**DESCRIPTION OF THE TASK**
Find all lines in the records that include the word "Impedance", and copy them out.

[Records about charts and figures]

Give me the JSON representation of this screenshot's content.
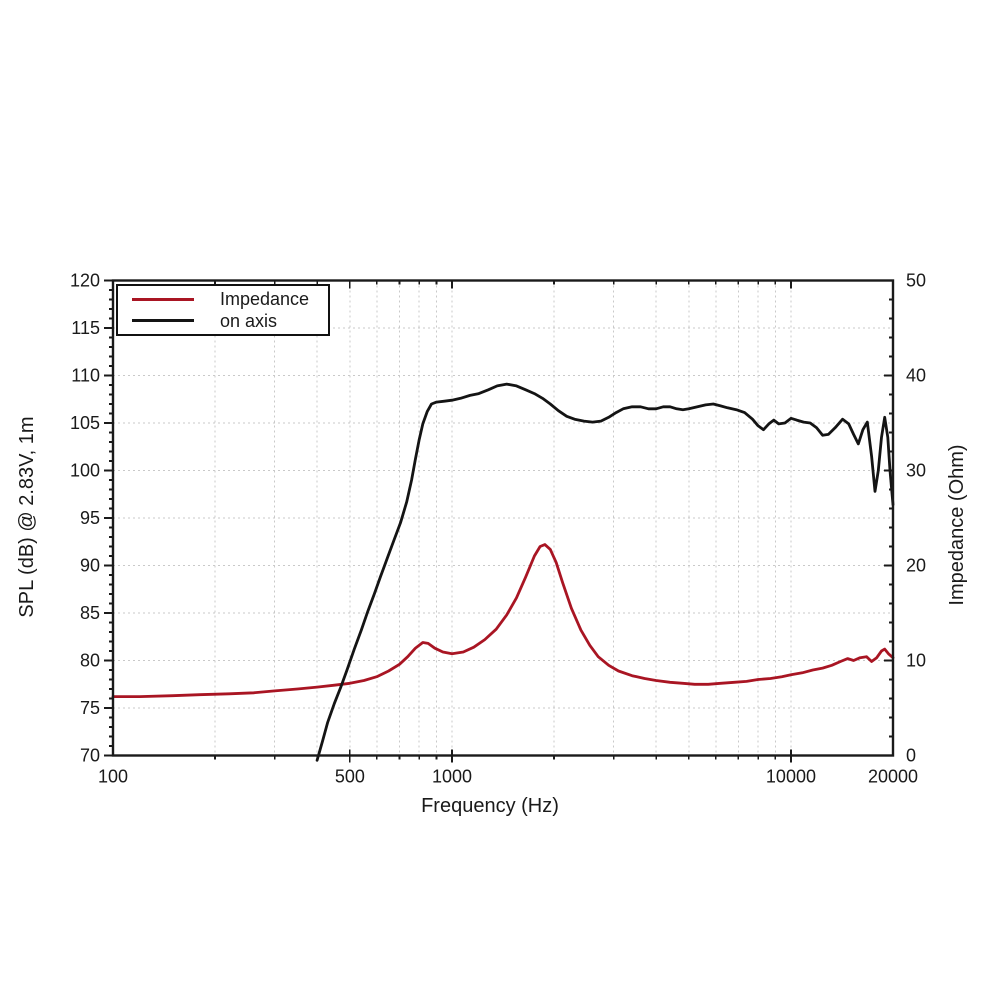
{
  "chart_data": {
    "type": "line",
    "title": "",
    "xlabel": "Frequency (Hz)",
    "ylabel_left": "SPL (dB) @ 2.83V, 1m",
    "ylabel_right": "Impedance (Ohm)",
    "grid": {
      "on": true,
      "color": "#c9c9c9",
      "style": "dotted",
      "horizontal_step_db": 5
    },
    "axes": {
      "x": {
        "scale": "log",
        "min": 100,
        "max": 20000,
        "labeled_ticks": [
          100,
          500,
          1000,
          10000,
          20000
        ]
      },
      "left": {
        "min": 70,
        "max": 120,
        "tick_step": 5,
        "minor_step": 1
      },
      "right": {
        "min": 0,
        "max": 50,
        "tick_step": 10,
        "minor_step": 2
      }
    },
    "legend": {
      "position": "top-left",
      "entries": [
        {
          "label": "Impedance",
          "color": "#a91523"
        },
        {
          "label": "on axis",
          "color": "#141414"
        }
      ]
    },
    "series": [
      {
        "name": "Impedance",
        "axis": "right",
        "units": "Ohm",
        "color": "#a91523",
        "points": [
          [
            100,
            6.2
          ],
          [
            120,
            6.2
          ],
          [
            150,
            6.3
          ],
          [
            180,
            6.4
          ],
          [
            220,
            6.5
          ],
          [
            260,
            6.6
          ],
          [
            300,
            6.8
          ],
          [
            350,
            7.0
          ],
          [
            400,
            7.2
          ],
          [
            450,
            7.4
          ],
          [
            500,
            7.6
          ],
          [
            550,
            7.9
          ],
          [
            600,
            8.3
          ],
          [
            650,
            8.9
          ],
          [
            700,
            9.6
          ],
          [
            740,
            10.4
          ],
          [
            780,
            11.3
          ],
          [
            820,
            11.9
          ],
          [
            850,
            11.8
          ],
          [
            890,
            11.3
          ],
          [
            940,
            10.9
          ],
          [
            1000,
            10.7
          ],
          [
            1080,
            10.9
          ],
          [
            1160,
            11.4
          ],
          [
            1250,
            12.2
          ],
          [
            1350,
            13.3
          ],
          [
            1450,
            14.8
          ],
          [
            1550,
            16.6
          ],
          [
            1650,
            18.8
          ],
          [
            1750,
            21.0
          ],
          [
            1820,
            22.0
          ],
          [
            1880,
            22.2
          ],
          [
            1950,
            21.7
          ],
          [
            2030,
            20.3
          ],
          [
            2120,
            18.2
          ],
          [
            2250,
            15.5
          ],
          [
            2400,
            13.2
          ],
          [
            2550,
            11.6
          ],
          [
            2700,
            10.4
          ],
          [
            2900,
            9.5
          ],
          [
            3100,
            8.9
          ],
          [
            3400,
            8.4
          ],
          [
            3700,
            8.1
          ],
          [
            4000,
            7.9
          ],
          [
            4400,
            7.7
          ],
          [
            4800,
            7.6
          ],
          [
            5200,
            7.5
          ],
          [
            5700,
            7.5
          ],
          [
            6200,
            7.6
          ],
          [
            6800,
            7.7
          ],
          [
            7400,
            7.8
          ],
          [
            8000,
            8.0
          ],
          [
            8700,
            8.1
          ],
          [
            9400,
            8.3
          ],
          [
            10000,
            8.5
          ],
          [
            10800,
            8.7
          ],
          [
            11600,
            9.0
          ],
          [
            12400,
            9.2
          ],
          [
            13200,
            9.5
          ],
          [
            14000,
            9.9
          ],
          [
            14700,
            10.2
          ],
          [
            15300,
            10.0
          ],
          [
            16000,
            10.3
          ],
          [
            16700,
            10.4
          ],
          [
            17300,
            9.9
          ],
          [
            17900,
            10.3
          ],
          [
            18500,
            11.0
          ],
          [
            18900,
            11.2
          ],
          [
            19400,
            10.7
          ],
          [
            20000,
            10.3
          ]
        ]
      },
      {
        "name": "on axis",
        "axis": "left",
        "units": "dB",
        "color": "#141414",
        "points": [
          [
            400,
            69.5
          ],
          [
            415,
            71.5
          ],
          [
            430,
            73.5
          ],
          [
            450,
            75.5
          ],
          [
            470,
            77.2
          ],
          [
            490,
            79.0
          ],
          [
            515,
            81.2
          ],
          [
            540,
            83.2
          ],
          [
            565,
            85.2
          ],
          [
            590,
            87.0
          ],
          [
            615,
            88.8
          ],
          [
            645,
            90.8
          ],
          [
            675,
            92.7
          ],
          [
            705,
            94.5
          ],
          [
            735,
            96.7
          ],
          [
            760,
            99.0
          ],
          [
            780,
            101.2
          ],
          [
            800,
            103.2
          ],
          [
            820,
            104.9
          ],
          [
            845,
            106.2
          ],
          [
            870,
            107.0
          ],
          [
            900,
            107.2
          ],
          [
            950,
            107.3
          ],
          [
            1000,
            107.4
          ],
          [
            1060,
            107.6
          ],
          [
            1130,
            107.9
          ],
          [
            1200,
            108.1
          ],
          [
            1280,
            108.5
          ],
          [
            1360,
            108.9
          ],
          [
            1450,
            109.1
          ],
          [
            1550,
            108.9
          ],
          [
            1650,
            108.5
          ],
          [
            1750,
            108.1
          ],
          [
            1850,
            107.6
          ],
          [
            1950,
            107.0
          ],
          [
            2060,
            106.3
          ],
          [
            2180,
            105.7
          ],
          [
            2300,
            105.4
          ],
          [
            2450,
            105.2
          ],
          [
            2600,
            105.1
          ],
          [
            2750,
            105.2
          ],
          [
            2900,
            105.6
          ],
          [
            3050,
            106.1
          ],
          [
            3200,
            106.5
          ],
          [
            3400,
            106.7
          ],
          [
            3600,
            106.7
          ],
          [
            3800,
            106.5
          ],
          [
            4000,
            106.5
          ],
          [
            4200,
            106.7
          ],
          [
            4400,
            106.7
          ],
          [
            4600,
            106.5
          ],
          [
            4800,
            106.4
          ],
          [
            5000,
            106.5
          ],
          [
            5300,
            106.7
          ],
          [
            5600,
            106.9
          ],
          [
            5900,
            107.0
          ],
          [
            6200,
            106.8
          ],
          [
            6500,
            106.6
          ],
          [
            6900,
            106.4
          ],
          [
            7300,
            106.1
          ],
          [
            7700,
            105.4
          ],
          [
            8000,
            104.7
          ],
          [
            8300,
            104.3
          ],
          [
            8600,
            104.9
          ],
          [
            8900,
            105.3
          ],
          [
            9200,
            104.9
          ],
          [
            9600,
            105.0
          ],
          [
            10000,
            105.5
          ],
          [
            10400,
            105.3
          ],
          [
            10900,
            105.1
          ],
          [
            11400,
            105.0
          ],
          [
            11900,
            104.5
          ],
          [
            12400,
            103.7
          ],
          [
            12900,
            103.8
          ],
          [
            13500,
            104.5
          ],
          [
            14200,
            105.4
          ],
          [
            14800,
            104.9
          ],
          [
            15300,
            103.8
          ],
          [
            15800,
            102.8
          ],
          [
            16300,
            104.3
          ],
          [
            16800,
            105.1
          ],
          [
            17300,
            101.5
          ],
          [
            17700,
            97.8
          ],
          [
            18100,
            100.0
          ],
          [
            18500,
            103.5
          ],
          [
            18900,
            105.6
          ],
          [
            19300,
            103.5
          ],
          [
            19600,
            100.0
          ],
          [
            20000,
            96.4
          ]
        ]
      }
    ]
  },
  "frame": {
    "color": "#1a1a1a"
  }
}
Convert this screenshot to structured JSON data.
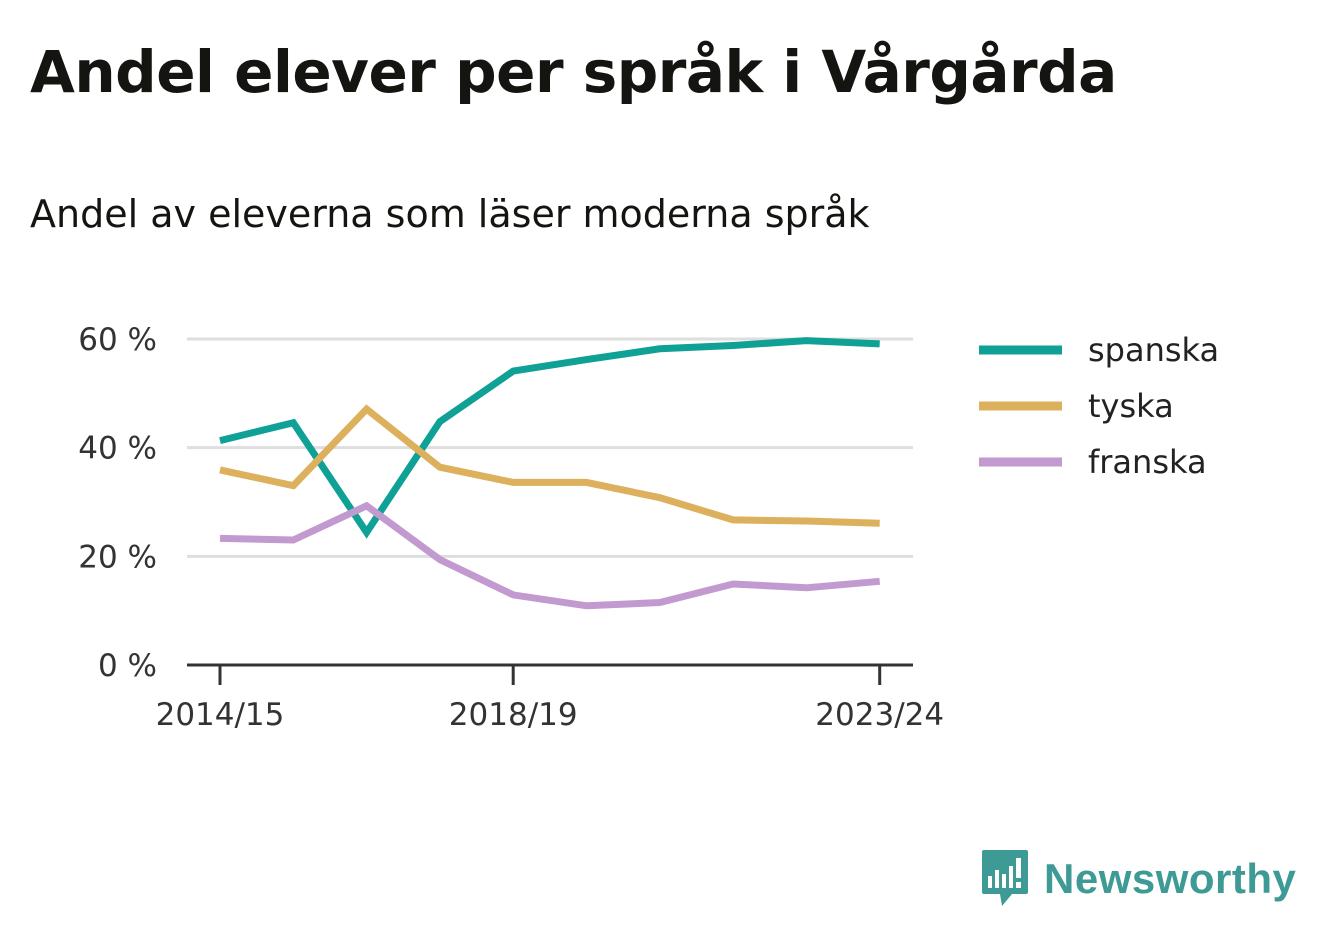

**WORKED ANSWER**
    "ylabel_right": "Impedance (Ohm)",
          "label": "Impedance",
        "name": "Impedance",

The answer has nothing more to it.